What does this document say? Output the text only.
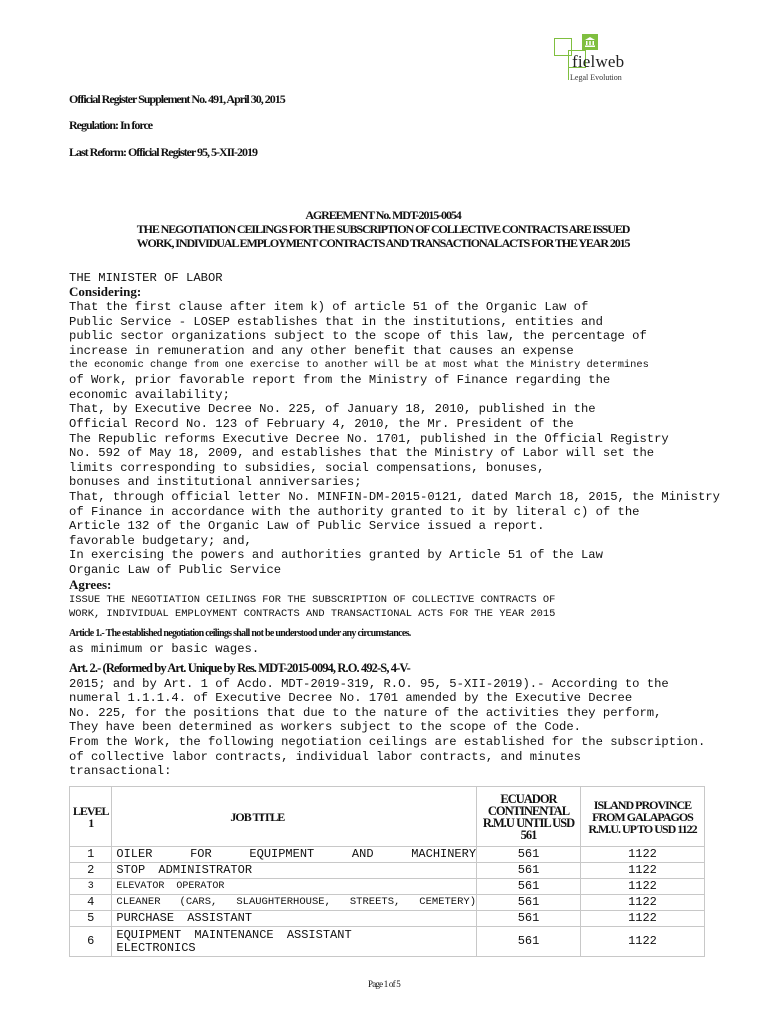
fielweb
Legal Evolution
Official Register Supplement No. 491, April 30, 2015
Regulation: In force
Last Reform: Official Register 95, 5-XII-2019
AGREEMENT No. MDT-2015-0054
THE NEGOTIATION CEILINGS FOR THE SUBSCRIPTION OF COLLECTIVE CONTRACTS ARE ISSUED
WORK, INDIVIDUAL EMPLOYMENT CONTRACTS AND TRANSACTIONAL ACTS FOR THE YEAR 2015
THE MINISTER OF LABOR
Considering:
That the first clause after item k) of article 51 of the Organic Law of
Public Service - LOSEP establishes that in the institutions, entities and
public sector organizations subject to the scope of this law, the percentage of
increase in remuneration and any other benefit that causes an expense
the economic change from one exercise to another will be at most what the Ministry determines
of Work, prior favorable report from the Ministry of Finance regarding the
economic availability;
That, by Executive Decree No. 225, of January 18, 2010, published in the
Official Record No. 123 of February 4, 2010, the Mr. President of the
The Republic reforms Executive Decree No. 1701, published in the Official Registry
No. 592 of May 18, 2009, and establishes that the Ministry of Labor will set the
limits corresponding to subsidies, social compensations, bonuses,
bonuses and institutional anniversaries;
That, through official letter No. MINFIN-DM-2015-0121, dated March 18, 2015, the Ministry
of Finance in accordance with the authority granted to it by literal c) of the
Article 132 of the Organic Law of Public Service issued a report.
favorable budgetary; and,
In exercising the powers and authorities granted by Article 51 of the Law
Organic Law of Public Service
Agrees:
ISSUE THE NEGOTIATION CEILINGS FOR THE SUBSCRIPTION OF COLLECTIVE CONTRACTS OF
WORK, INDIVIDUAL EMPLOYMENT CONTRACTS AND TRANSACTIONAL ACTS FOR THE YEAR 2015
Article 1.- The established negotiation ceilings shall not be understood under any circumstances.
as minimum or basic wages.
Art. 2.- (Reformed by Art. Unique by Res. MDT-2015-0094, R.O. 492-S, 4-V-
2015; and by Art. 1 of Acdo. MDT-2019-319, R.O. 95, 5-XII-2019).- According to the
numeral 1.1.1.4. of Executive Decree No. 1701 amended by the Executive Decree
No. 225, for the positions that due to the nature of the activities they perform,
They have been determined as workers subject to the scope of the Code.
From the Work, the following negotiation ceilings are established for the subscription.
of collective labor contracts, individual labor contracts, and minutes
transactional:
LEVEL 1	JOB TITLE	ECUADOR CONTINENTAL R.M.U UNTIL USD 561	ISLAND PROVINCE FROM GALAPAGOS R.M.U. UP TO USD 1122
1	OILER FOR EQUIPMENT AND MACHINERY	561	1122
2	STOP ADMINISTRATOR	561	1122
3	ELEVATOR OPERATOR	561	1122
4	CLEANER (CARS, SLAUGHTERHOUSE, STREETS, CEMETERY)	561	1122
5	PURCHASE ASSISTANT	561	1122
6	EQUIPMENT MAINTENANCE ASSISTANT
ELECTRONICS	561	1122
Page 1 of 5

WHAT THE TASK REQUIRES - Whenever "favorable" turns up in a line, pick that line out.

OUTPUT FOR THIS TASK -
of Work, prior favorable report from the Ministry of Finance regarding the
favorable budgetary; and,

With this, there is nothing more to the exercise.